-- start ENTRIES SHOWN --
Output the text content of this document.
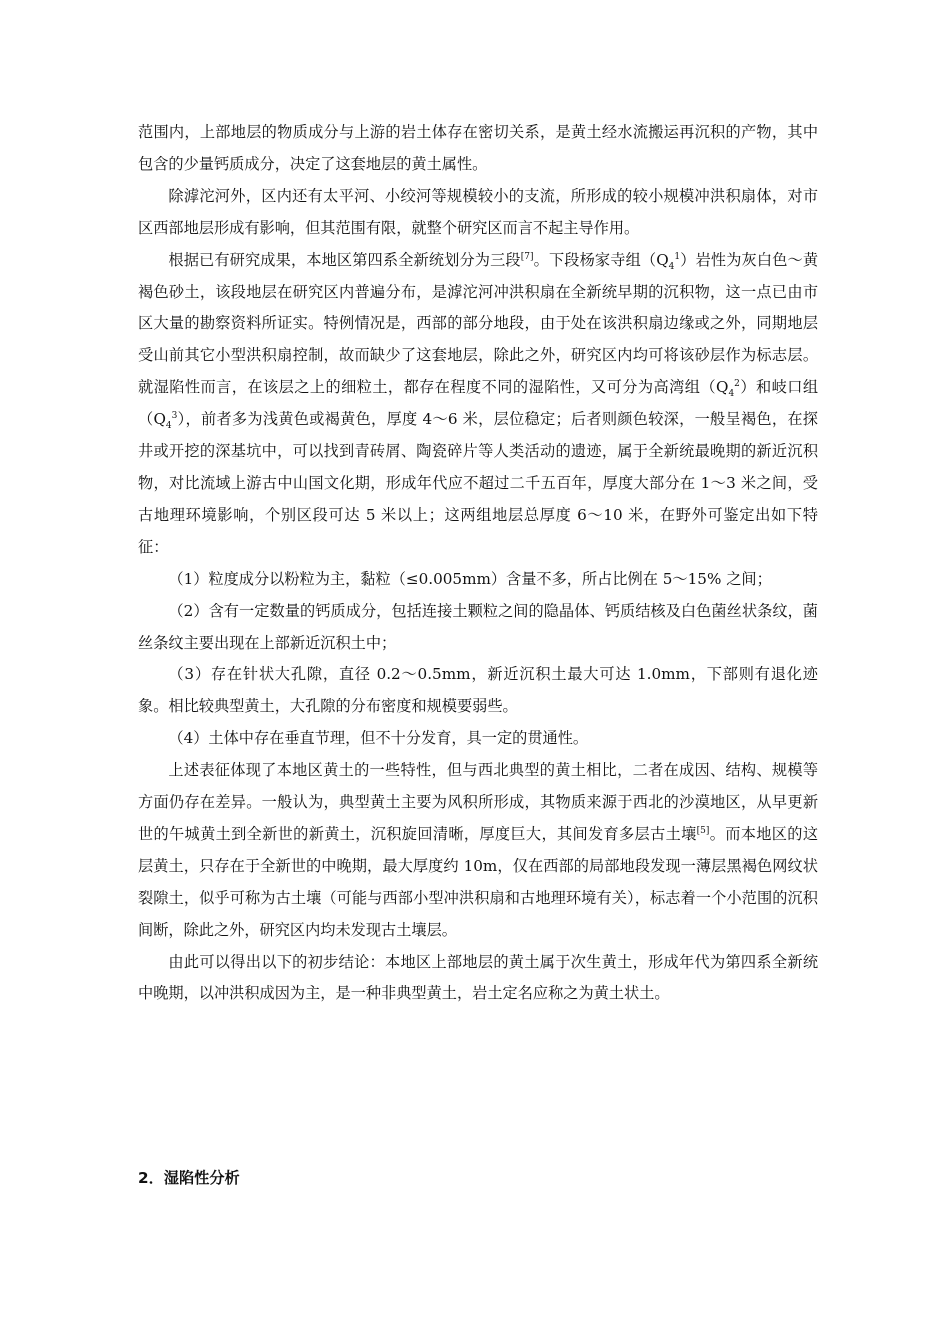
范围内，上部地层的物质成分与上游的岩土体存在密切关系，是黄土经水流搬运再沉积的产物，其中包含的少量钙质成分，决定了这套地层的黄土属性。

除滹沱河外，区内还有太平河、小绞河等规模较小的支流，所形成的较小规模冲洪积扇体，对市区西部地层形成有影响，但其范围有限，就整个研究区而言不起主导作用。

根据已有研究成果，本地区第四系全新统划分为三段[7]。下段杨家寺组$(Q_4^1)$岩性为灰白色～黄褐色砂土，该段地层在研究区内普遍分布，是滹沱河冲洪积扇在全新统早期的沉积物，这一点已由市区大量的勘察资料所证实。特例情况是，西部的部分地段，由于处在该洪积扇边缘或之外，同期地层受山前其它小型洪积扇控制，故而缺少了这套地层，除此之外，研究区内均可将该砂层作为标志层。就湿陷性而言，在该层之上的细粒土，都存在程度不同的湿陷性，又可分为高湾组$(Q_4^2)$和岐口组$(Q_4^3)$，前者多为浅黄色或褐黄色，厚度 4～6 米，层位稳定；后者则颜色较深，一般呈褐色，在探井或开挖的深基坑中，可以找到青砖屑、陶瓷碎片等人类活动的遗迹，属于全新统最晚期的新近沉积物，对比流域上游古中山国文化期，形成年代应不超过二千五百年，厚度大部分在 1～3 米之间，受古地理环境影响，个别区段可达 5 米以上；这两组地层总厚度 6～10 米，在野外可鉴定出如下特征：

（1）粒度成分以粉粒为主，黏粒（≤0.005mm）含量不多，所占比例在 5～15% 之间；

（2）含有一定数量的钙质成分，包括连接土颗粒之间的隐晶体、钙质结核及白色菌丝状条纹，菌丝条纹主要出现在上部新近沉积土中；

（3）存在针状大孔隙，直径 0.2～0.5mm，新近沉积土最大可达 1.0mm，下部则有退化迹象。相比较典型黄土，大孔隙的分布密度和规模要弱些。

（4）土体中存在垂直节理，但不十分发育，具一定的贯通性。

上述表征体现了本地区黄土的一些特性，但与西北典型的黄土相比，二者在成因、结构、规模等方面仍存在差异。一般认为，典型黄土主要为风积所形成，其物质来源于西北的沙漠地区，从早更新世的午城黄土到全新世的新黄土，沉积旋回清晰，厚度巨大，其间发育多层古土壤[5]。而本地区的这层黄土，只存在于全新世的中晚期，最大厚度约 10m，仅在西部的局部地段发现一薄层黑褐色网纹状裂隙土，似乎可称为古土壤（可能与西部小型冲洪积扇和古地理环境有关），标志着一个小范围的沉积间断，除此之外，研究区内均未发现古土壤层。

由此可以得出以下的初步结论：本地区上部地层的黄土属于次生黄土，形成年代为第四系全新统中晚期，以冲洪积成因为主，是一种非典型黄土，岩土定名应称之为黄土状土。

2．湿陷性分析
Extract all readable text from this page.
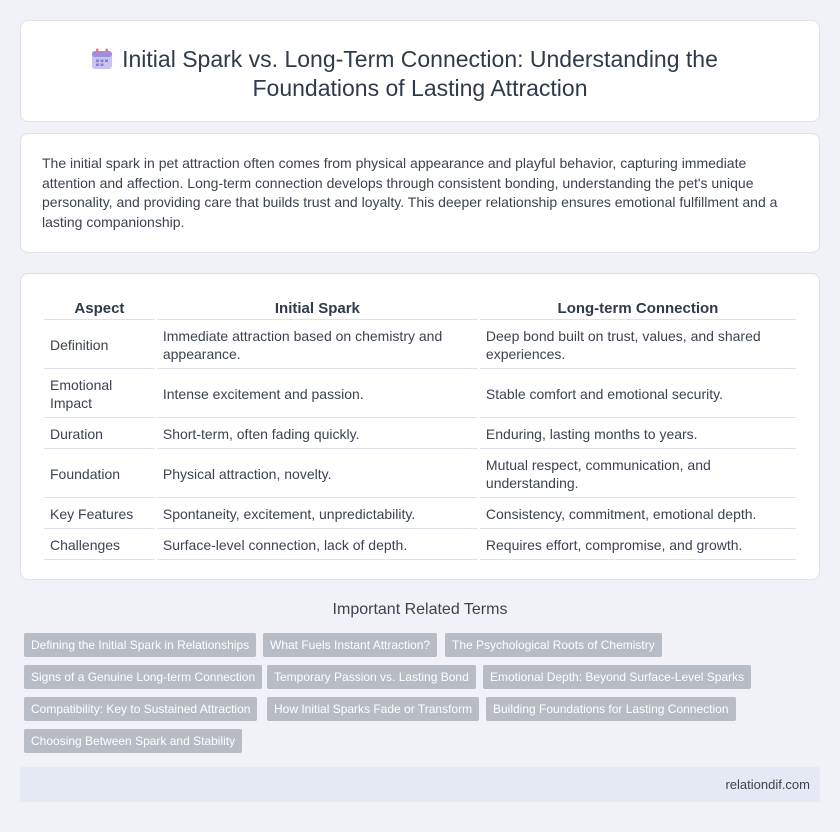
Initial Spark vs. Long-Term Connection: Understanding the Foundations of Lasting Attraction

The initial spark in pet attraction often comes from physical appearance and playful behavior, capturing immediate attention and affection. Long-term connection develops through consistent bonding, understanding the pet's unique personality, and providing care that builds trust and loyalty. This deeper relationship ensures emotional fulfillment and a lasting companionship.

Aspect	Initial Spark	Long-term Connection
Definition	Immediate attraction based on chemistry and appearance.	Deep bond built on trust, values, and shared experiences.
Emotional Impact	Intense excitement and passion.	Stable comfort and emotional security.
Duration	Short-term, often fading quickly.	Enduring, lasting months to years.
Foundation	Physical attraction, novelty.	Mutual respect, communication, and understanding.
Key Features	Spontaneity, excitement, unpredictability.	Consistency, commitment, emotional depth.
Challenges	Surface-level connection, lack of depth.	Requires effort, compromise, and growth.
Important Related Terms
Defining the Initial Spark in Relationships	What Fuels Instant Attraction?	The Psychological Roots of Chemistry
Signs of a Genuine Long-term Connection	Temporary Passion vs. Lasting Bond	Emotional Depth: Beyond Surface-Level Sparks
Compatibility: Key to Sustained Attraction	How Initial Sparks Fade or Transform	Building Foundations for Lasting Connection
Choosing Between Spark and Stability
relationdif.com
-- end ENTRIES SHOWN --
◆ WHAT THE EXERCISE ASKS
Write out all the entries again, word for word, and print no images.

◆ SOLUTION FOR THIS EXERCISE
Output the text content of this document.
范围内，上部地层的物质成分与上游的岩土体存在密切关系，是黄土经水流搬运再沉积的产物，其中包含的少量钙质成分，决定了这套地层的黄土属性。

除滹沱河外，区内还有太平河、小绞河等规模较小的支流，所形成的较小规模冲洪积扇体，对市区西部地层形成有影响，但其范围有限，就整个研究区而言不起主导作用。

根据已有研究成果，本地区第四系全新统划分为三段[7]。下段杨家寺组$(Q_4^1)$岩性为灰白色～黄褐色砂土，该段地层在研究区内普遍分布，是滹沱河冲洪积扇在全新统早期的沉积物，这一点已由市区大量的勘察资料所证实。特例情况是，西部的部分地段，由于处在该洪积扇边缘或之外，同期地层受山前其它小型洪积扇控制，故而缺少了这套地层，除此之外，研究区内均可将该砂层作为标志层。就湿陷性而言，在该层之上的细粒土，都存在程度不同的湿陷性，又可分为高湾组$(Q_4^2)$和岐口组$(Q_4^3)$，前者多为浅黄色或褐黄色，厚度 4～6 米，层位稳定；后者则颜色较深，一般呈褐色，在探井或开挖的深基坑中，可以找到青砖屑、陶瓷碎片等人类活动的遗迹，属于全新统最晚期的新近沉积物，对比流域上游古中山国文化期，形成年代应不超过二千五百年，厚度大部分在 1～3 米之间，受古地理环境影响，个别区段可达 5 米以上；这两组地层总厚度 6～10 米，在野外可鉴定出如下特征：

（1）粒度成分以粉粒为主，黏粒（≤0.005mm）含量不多，所占比例在 5～15% 之间；

（2）含有一定数量的钙质成分，包括连接土颗粒之间的隐晶体、钙质结核及白色菌丝状条纹，菌丝条纹主要出现在上部新近沉积土中；

（3）存在针状大孔隙，直径 0.2～0.5mm，新近沉积土最大可达 1.0mm，下部则有退化迹象。相比较典型黄土，大孔隙的分布密度和规模要弱些。

（4）土体中存在垂直节理，但不十分发育，具一定的贯通性。

上述表征体现了本地区黄土的一些特性，但与西北典型的黄土相比，二者在成因、结构、规模等方面仍存在差异。一般认为，典型黄土主要为风积所形成，其物质来源于西北的沙漠地区，从早更新世的午城黄土到全新世的新黄土，沉积旋回清晰，厚度巨大，其间发育多层古土壤[5]。而本地区的这层黄土，只存在于全新世的中晚期，最大厚度约 10m，仅在西部的局部地段发现一薄层黑褐色网纹状裂隙土，似乎可称为古土壤（可能与西部小型冲洪积扇和古地理环境有关），标志着一个小范围的沉积间断，除此之外，研究区内均未发现古土壤层。

由此可以得出以下的初步结论：本地区上部地层的黄土属于次生黄土，形成年代为第四系全新统中晚期，以冲洪积成因为主，是一种非典型黄土，岩土定名应称之为黄土状土。

2．湿陷性分析
Extract all readable text from this page.
Initial Spark vs. Long-Term Connection: Understanding the Foundations of Lasting Attraction

The initial spark in pet attraction often comes from physical appearance and playful behavior, capturing immediate attention and affection. Long-term connection develops through consistent bonding, understanding the pet's unique personality, and providing care that builds trust and loyalty. This deeper relationship ensures emotional fulfillment and a lasting companionship.

Aspect	Initial Spark	Long-term Connection
Definition	Immediate attraction based on chemistry and appearance.	Deep bond built on trust, values, and shared experiences.
Emotional Impact	Intense excitement and passion.	Stable comfort and emotional security.
Duration	Short-term, often fading quickly.	Enduring, lasting months to years.
Foundation	Physical attraction, novelty.	Mutual respect, communication, and understanding.
Key Features	Spontaneity, excitement, unpredictability.	Consistency, commitment, emotional depth.
Challenges	Surface-level connection, lack of depth.	Requires effort, compromise, and growth.
Important Related Terms
Defining the Initial Spark in Relationships	What Fuels Instant Attraction?	The Psychological Roots of Chemistry
Signs of a Genuine Long-term Connection	Temporary Passion vs. Lasting Bond	Emotional Depth: Beyond Surface-Level Sparks
Compatibility: Key to Sustained Attraction	How Initial Sparks Fade or Transform	Building Foundations for Lasting Connection
Choosing Between Spark and Stability
relationdif.com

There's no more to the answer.